* TASK GOAL: Skip every image and restate the data word for word.

* DATA EXCERPTS:

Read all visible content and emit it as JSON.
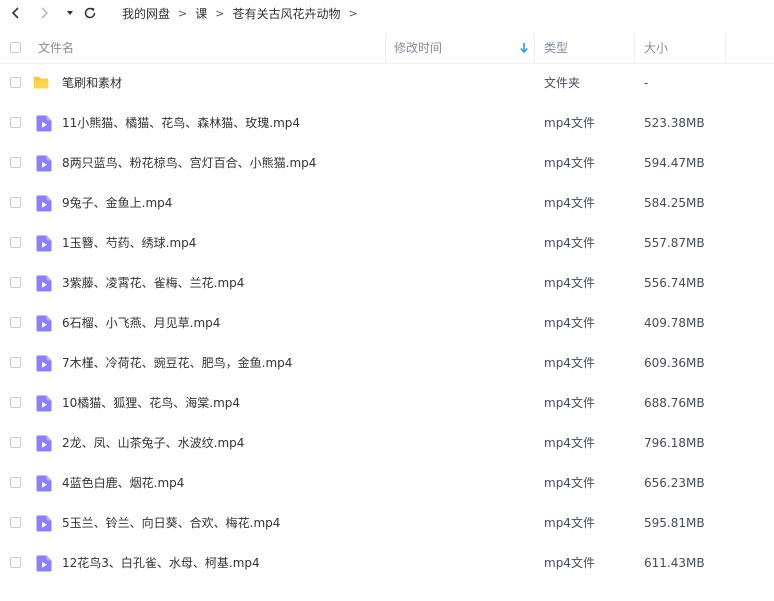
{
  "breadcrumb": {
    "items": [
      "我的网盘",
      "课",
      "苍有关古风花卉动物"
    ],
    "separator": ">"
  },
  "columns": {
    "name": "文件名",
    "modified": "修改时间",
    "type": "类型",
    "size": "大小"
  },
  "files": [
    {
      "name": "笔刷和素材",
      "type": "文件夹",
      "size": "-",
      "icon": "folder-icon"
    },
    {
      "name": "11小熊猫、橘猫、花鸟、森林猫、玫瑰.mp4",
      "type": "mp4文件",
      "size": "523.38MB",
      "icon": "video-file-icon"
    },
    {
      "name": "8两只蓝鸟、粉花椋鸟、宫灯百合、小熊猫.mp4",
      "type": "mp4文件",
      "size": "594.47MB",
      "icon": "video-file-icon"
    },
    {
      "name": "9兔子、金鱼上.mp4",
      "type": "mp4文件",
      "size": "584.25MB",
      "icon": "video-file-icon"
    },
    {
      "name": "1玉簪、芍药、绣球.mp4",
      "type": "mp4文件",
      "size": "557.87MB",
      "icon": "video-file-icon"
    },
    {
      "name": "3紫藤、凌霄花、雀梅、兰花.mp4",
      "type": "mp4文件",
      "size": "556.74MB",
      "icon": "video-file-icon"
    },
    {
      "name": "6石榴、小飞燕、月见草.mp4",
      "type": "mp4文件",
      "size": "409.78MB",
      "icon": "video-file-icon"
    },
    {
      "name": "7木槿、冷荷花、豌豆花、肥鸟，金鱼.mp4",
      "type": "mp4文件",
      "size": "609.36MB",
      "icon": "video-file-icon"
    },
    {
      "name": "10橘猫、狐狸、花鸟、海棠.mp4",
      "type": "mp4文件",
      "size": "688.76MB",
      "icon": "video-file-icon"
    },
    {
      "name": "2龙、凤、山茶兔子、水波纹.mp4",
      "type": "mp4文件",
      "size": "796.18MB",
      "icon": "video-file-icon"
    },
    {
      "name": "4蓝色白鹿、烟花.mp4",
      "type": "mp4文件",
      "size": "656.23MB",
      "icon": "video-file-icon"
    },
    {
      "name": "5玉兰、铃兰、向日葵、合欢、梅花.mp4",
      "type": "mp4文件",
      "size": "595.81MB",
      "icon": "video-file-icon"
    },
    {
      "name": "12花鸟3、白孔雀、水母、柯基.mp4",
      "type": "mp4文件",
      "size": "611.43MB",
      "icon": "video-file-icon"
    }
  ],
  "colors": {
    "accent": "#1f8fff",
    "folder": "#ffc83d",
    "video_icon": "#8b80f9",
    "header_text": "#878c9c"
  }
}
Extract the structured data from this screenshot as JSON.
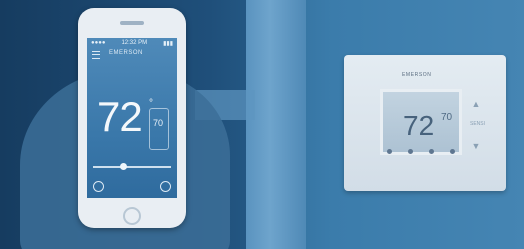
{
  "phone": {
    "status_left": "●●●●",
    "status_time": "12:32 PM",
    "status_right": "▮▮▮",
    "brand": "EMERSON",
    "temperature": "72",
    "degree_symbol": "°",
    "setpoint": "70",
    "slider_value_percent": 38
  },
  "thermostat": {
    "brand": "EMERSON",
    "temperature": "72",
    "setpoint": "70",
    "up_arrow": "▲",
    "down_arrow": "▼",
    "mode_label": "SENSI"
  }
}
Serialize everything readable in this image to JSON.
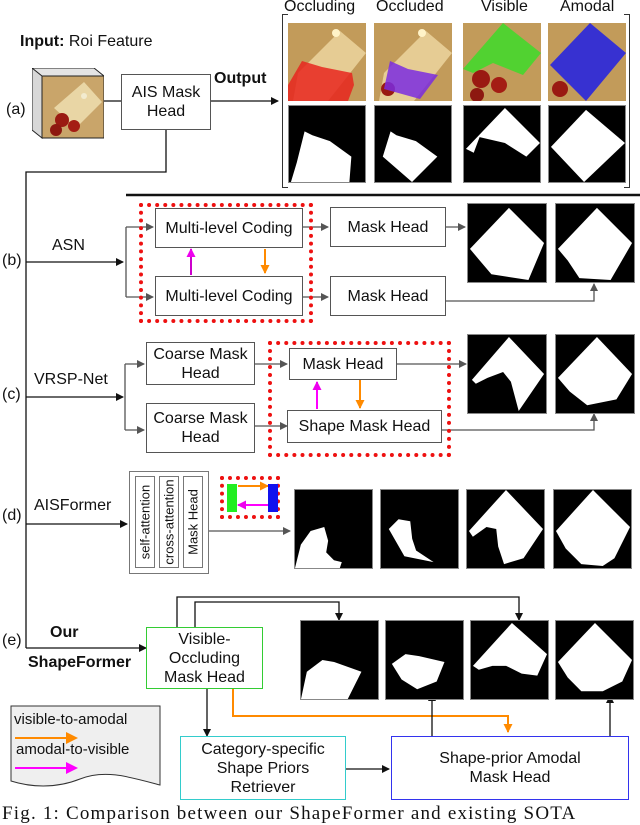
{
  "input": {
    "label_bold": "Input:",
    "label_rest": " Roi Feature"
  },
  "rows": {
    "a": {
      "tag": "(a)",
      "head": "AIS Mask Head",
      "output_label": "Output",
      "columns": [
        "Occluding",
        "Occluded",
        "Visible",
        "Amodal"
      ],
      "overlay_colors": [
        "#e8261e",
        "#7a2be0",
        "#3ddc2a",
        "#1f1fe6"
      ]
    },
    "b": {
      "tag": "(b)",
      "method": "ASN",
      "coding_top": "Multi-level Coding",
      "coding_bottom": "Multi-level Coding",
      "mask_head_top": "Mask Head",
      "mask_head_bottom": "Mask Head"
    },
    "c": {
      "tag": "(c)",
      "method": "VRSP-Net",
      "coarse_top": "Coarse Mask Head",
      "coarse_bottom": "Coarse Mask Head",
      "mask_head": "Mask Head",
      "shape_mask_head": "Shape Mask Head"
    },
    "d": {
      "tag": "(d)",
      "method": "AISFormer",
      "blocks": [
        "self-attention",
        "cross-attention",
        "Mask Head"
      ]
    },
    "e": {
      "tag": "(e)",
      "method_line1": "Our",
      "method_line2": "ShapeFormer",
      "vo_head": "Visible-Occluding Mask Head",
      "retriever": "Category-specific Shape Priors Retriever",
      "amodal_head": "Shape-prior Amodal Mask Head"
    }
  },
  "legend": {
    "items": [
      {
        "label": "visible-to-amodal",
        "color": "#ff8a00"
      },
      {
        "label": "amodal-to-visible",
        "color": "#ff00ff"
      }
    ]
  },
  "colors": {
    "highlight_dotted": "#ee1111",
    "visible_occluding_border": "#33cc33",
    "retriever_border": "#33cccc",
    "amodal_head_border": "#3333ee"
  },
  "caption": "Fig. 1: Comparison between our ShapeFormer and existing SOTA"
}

* COMPLETE RESPONSE:
Read all visible content and emit it as JSON.
{
  "breadcrumb": {
    "items": [
      "我的网盘",
      "课",
      "苍有关古风花卉动物"
    ],
    "separator": ">"
  },
  "columns": {
    "name": "文件名",
    "modified": "修改时间",
    "type": "类型",
    "size": "大小"
  },
  "files": [
    {
      "name": "笔刷和素材",
      "type": "文件夹",
      "size": "-",
      "icon": "folder-icon"
    },
    {
      "name": "11小熊猫、橘猫、花鸟、森林猫、玫瑰.mp4",
      "type": "mp4文件",
      "size": "523.38MB",
      "icon": "video-file-icon"
    },
    {
      "name": "8两只蓝鸟、粉花椋鸟、宫灯百合、小熊猫.mp4",
      "type": "mp4文件",
      "size": "594.47MB",
      "icon": "video-file-icon"
    },
    {
      "name": "9兔子、金鱼上.mp4",
      "type": "mp4文件",
      "size": "584.25MB",
      "icon": "video-file-icon"
    },
    {
      "name": "1玉簪、芍药、绣球.mp4",
      "type": "mp4文件",
      "size": "557.87MB",
      "icon": "video-file-icon"
    },
    {
      "name": "3紫藤、凌霄花、雀梅、兰花.mp4",
      "type": "mp4文件",
      "size": "556.74MB",
      "icon": "video-file-icon"
    },
    {
      "name": "6石榴、小飞燕、月见草.mp4",
      "type": "mp4文件",
      "size": "409.78MB",
      "icon": "video-file-icon"
    },
    {
      "name": "7木槿、冷荷花、豌豆花、肥鸟，金鱼.mp4",
      "type": "mp4文件",
      "size": "609.36MB",
      "icon": "video-file-icon"
    },
    {
      "name": "10橘猫、狐狸、花鸟、海棠.mp4",
      "type": "mp4文件",
      "size": "688.76MB",
      "icon": "video-file-icon"
    },
    {
      "name": "2龙、凤、山茶兔子、水波纹.mp4",
      "type": "mp4文件",
      "size": "796.18MB",
      "icon": "video-file-icon"
    },
    {
      "name": "4蓝色白鹿、烟花.mp4",
      "type": "mp4文件",
      "size": "656.23MB",
      "icon": "video-file-icon"
    },
    {
      "name": "5玉兰、铃兰、向日葵、合欢、梅花.mp4",
      "type": "mp4文件",
      "size": "595.81MB",
      "icon": "video-file-icon"
    },
    {
      "name": "12花鸟3、白孔雀、水母、柯基.mp4",
      "type": "mp4文件",
      "size": "611.43MB",
      "icon": "video-file-icon"
    }
  ],
  "colors": {
    "accent": "#1f8fff",
    "folder": "#ffc83d",
    "video_icon": "#8b80f9",
    "header_text": "#878c9c"
  }
}
Extract the structured data from this screenshot as JSON.
{
  "phone": {
    "status_left": "●●●●",
    "status_time": "12:32 PM",
    "status_right": "▮▮▮",
    "brand": "EMERSON",
    "temperature": "72",
    "degree_symbol": "°",
    "setpoint": "70",
    "slider_value_percent": 38
  },
  "thermostat": {
    "brand": "EMERSON",
    "temperature": "72",
    "setpoint": "70",
    "up_arrow": "▲",
    "down_arrow": "▼",
    "mode_label": "SENSI"
  }
}
Serialize everything readable in this image to JSON.
{
  "input": {
    "label_bold": "Input:",
    "label_rest": " Roi Feature"
  },
  "rows": {
    "a": {
      "tag": "(a)",
      "head": "AIS Mask Head",
      "output_label": "Output",
      "columns": [
        "Occluding",
        "Occluded",
        "Visible",
        "Amodal"
      ],
      "overlay_colors": [
        "#e8261e",
        "#7a2be0",
        "#3ddc2a",
        "#1f1fe6"
      ]
    },
    "b": {
      "tag": "(b)",
      "method": "ASN",
      "coding_top": "Multi-level Coding",
      "coding_bottom": "Multi-level Coding",
      "mask_head_top": "Mask Head",
      "mask_head_bottom": "Mask Head"
    },
    "c": {
      "tag": "(c)",
      "method": "VRSP-Net",
      "coarse_top": "Coarse Mask Head",
      "coarse_bottom": "Coarse Mask Head",
      "mask_head": "Mask Head",
      "shape_mask_head": "Shape Mask Head"
    },
    "d": {
      "tag": "(d)",
      "method": "AISFormer",
      "blocks": [
        "self-attention",
        "cross-attention",
        "Mask Head"
      ]
    },
    "e": {
      "tag": "(e)",
      "method_line1": "Our",
      "method_line2": "ShapeFormer",
      "vo_head": "Visible-Occluding Mask Head",
      "retriever": "Category-specific Shape Priors Retriever",
      "amodal_head": "Shape-prior Amodal Mask Head"
    }
  },
  "legend": {
    "items": [
      {
        "label": "visible-to-amodal",
        "color": "#ff8a00"
      },
      {
        "label": "amodal-to-visible",
        "color": "#ff00ff"
      }
    ]
  },
  "colors": {
    "highlight_dotted": "#ee1111",
    "visible_occluding_border": "#33cc33",
    "retriever_border": "#33cccc",
    "amodal_head_border": "#3333ee"
  },
  "caption": "Fig. 1: Comparison between our ShapeFormer and existing SOTA"
}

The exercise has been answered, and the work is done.